Each entry that follows is to be retyped exactly. Pictures do not belong in the copy.

Dataset entries
::::::

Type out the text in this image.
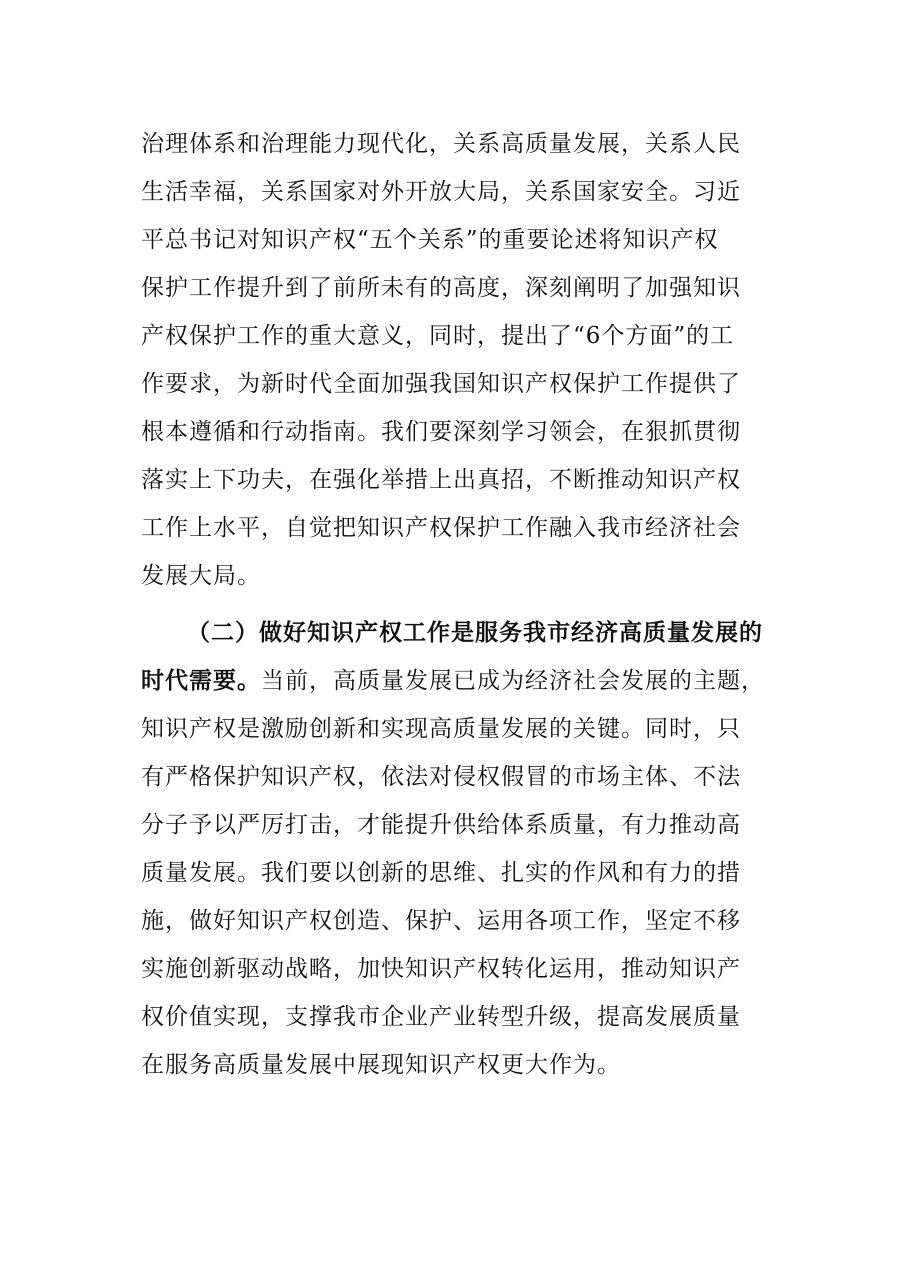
治理体系和治理能力现代化，关系高质量发展，关系人民
生活幸福，关系国家对外开放大局，关系国家安全。习近
平总书记对知识产权“五个关系”的重要论述将知识产权
保护工作提升到了前所未有的高度，深刻阐明了加强知识
产权保护工作的重大意义，同时，提出了“6个方面”的工
作要求，为新时代全面加强我国知识产权保护工作提供了
根本遵循和行动指南。我们要深刻学习领会，在狠抓贯彻
落实上下功夫，在强化举措上出真招，不断推动知识产权
工作上水平，自觉把知识产权保护工作融入我市经济社会
发展大局。
（二）做好知识产权工作是服务我市经济高质量发展的
时代需要。当前，高质量发展已成为经济社会发展的主题，
知识产权是激励创新和实现高质量发展的关键。同时，只
有严格保护知识产权，依法对侵权假冒的市场主体、不法
分子予以严厉打击，才能提升供给体系质量，有力推动高
质量发展。我们要以创新的思维、扎实的作风和有力的措
施，做好知识产权创造、保护、运用各项工作，坚定不移
实施创新驱动战略，加快知识产权转化运用，推动知识产
权价值实现，支撑我市企业产业转型升级，提高发展质量
在服务高质量发展中展现知识产权更大作为。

::::::

Answer to the problem:
Type out the text in this image.
治理体系和治理能力现代化，关系高质量发展，关系人民
生活幸福，关系国家对外开放大局，关系国家安全。习近
平总书记对知识产权“五个关系”的重要论述将知识产权
保护工作提升到了前所未有的高度，深刻阐明了加强知识
产权保护工作的重大意义，同时，提出了“6个方面”的工
作要求，为新时代全面加强我国知识产权保护工作提供了
根本遵循和行动指南。我们要深刻学习领会，在狠抓贯彻
落实上下功夫，在强化举措上出真招，不断推动知识产权
工作上水平，自觉把知识产权保护工作融入我市经济社会
发展大局。
（二）做好知识产权工作是服务我市经济高质量发展的
时代需要。当前，高质量发展已成为经济社会发展的主题，
知识产权是激励创新和实现高质量发展的关键。同时，只
有严格保护知识产权，依法对侵权假冒的市场主体、不法
分子予以严厉打击，才能提升供给体系质量，有力推动高
质量发展。我们要以创新的思维、扎实的作风和有力的措
施，做好知识产权创造、保护、运用各项工作，坚定不移
实施创新驱动战略，加快知识产权转化运用，推动知识产
权价值实现，支撑我市企业产业转型升级，提高发展质量
在服务高质量发展中展现知识产权更大作为。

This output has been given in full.